### What this task involves
Collect the lines of the entries where "ENGINE" shows up.
--- start Records provided ---
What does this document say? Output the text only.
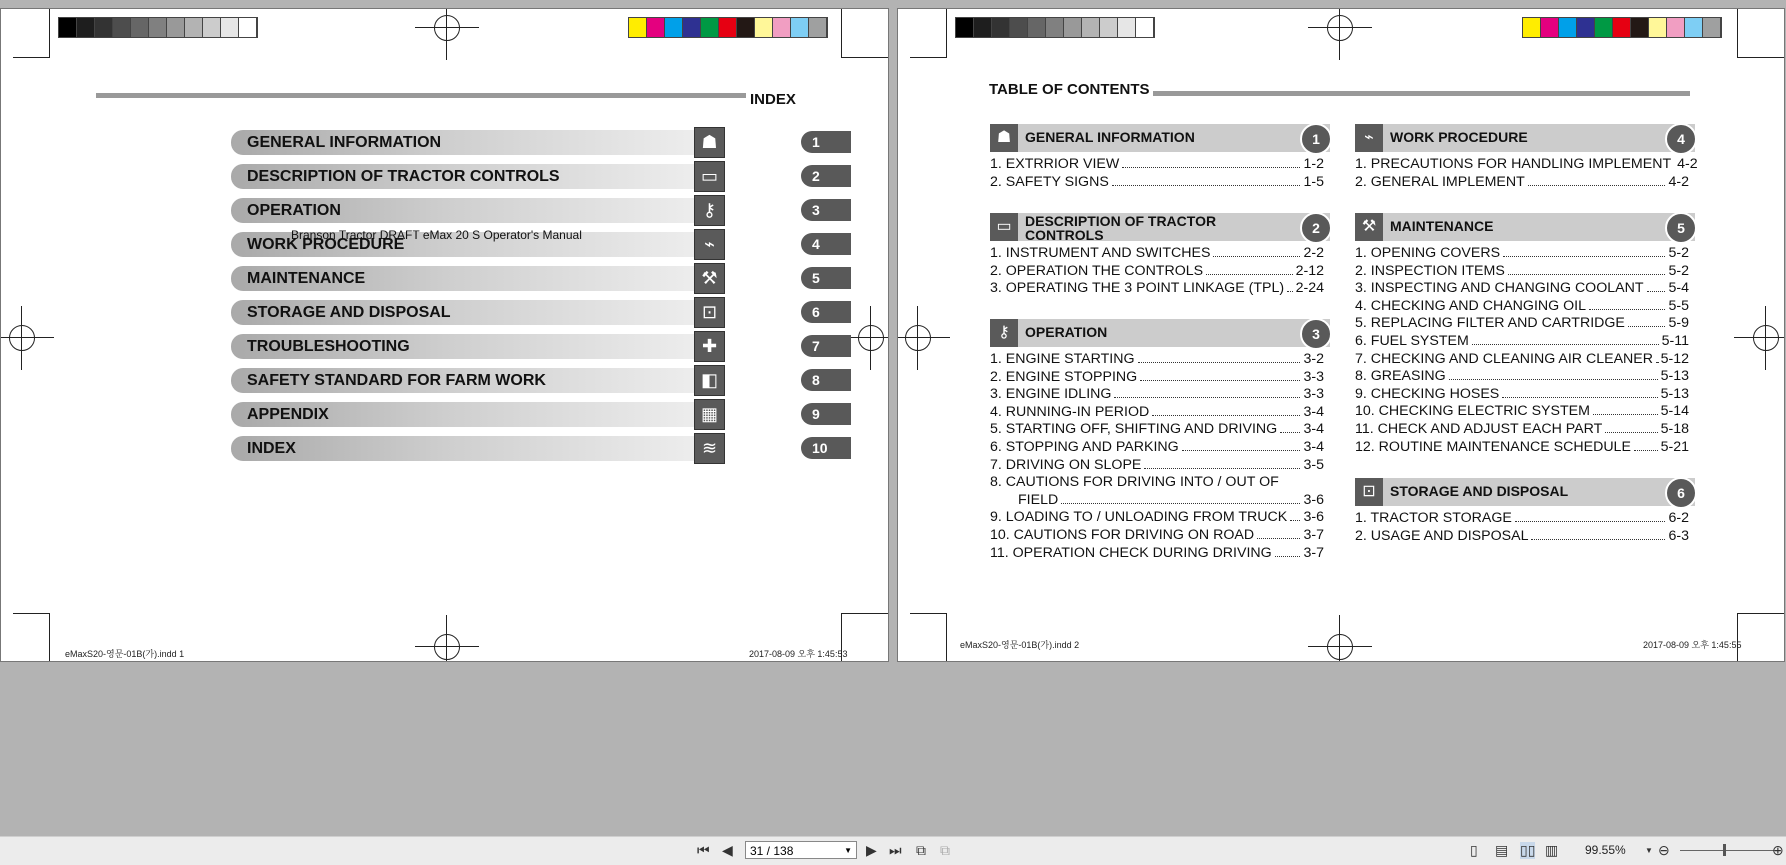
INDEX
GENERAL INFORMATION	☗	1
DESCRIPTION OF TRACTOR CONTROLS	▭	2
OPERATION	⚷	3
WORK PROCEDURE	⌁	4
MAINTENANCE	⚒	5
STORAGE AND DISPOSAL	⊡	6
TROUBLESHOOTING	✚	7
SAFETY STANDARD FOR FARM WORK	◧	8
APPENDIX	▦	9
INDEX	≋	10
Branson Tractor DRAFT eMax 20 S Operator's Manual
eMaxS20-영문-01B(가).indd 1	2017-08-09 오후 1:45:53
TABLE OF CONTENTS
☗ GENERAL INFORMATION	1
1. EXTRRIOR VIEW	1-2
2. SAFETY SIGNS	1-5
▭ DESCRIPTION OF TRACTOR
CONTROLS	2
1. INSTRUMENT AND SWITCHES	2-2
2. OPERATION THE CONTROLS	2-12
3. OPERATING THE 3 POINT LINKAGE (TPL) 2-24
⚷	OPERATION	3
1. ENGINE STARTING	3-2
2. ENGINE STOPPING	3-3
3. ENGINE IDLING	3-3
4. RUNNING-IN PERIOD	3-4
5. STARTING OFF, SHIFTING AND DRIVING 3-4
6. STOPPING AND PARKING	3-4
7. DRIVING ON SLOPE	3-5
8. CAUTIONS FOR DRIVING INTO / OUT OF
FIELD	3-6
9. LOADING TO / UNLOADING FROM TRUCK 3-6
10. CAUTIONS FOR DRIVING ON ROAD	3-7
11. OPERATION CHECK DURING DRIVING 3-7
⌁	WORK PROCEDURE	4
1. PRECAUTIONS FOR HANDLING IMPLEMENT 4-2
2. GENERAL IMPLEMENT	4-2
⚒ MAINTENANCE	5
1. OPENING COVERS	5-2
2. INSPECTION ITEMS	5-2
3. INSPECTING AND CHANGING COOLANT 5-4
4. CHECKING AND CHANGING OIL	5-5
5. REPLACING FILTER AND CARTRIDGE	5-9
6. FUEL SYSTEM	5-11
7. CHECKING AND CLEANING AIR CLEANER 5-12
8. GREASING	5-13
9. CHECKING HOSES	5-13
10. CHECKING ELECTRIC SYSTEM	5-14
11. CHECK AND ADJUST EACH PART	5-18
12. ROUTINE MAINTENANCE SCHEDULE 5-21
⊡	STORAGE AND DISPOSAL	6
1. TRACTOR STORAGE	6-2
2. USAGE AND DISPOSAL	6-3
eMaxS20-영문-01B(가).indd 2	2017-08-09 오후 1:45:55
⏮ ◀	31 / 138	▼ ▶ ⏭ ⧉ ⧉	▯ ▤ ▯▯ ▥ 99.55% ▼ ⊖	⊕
--- end Records provided ---
### Solution
1. ENGINE STARTING	3-2
2. ENGINE STOPPING	3-3
3. ENGINE IDLING	3-3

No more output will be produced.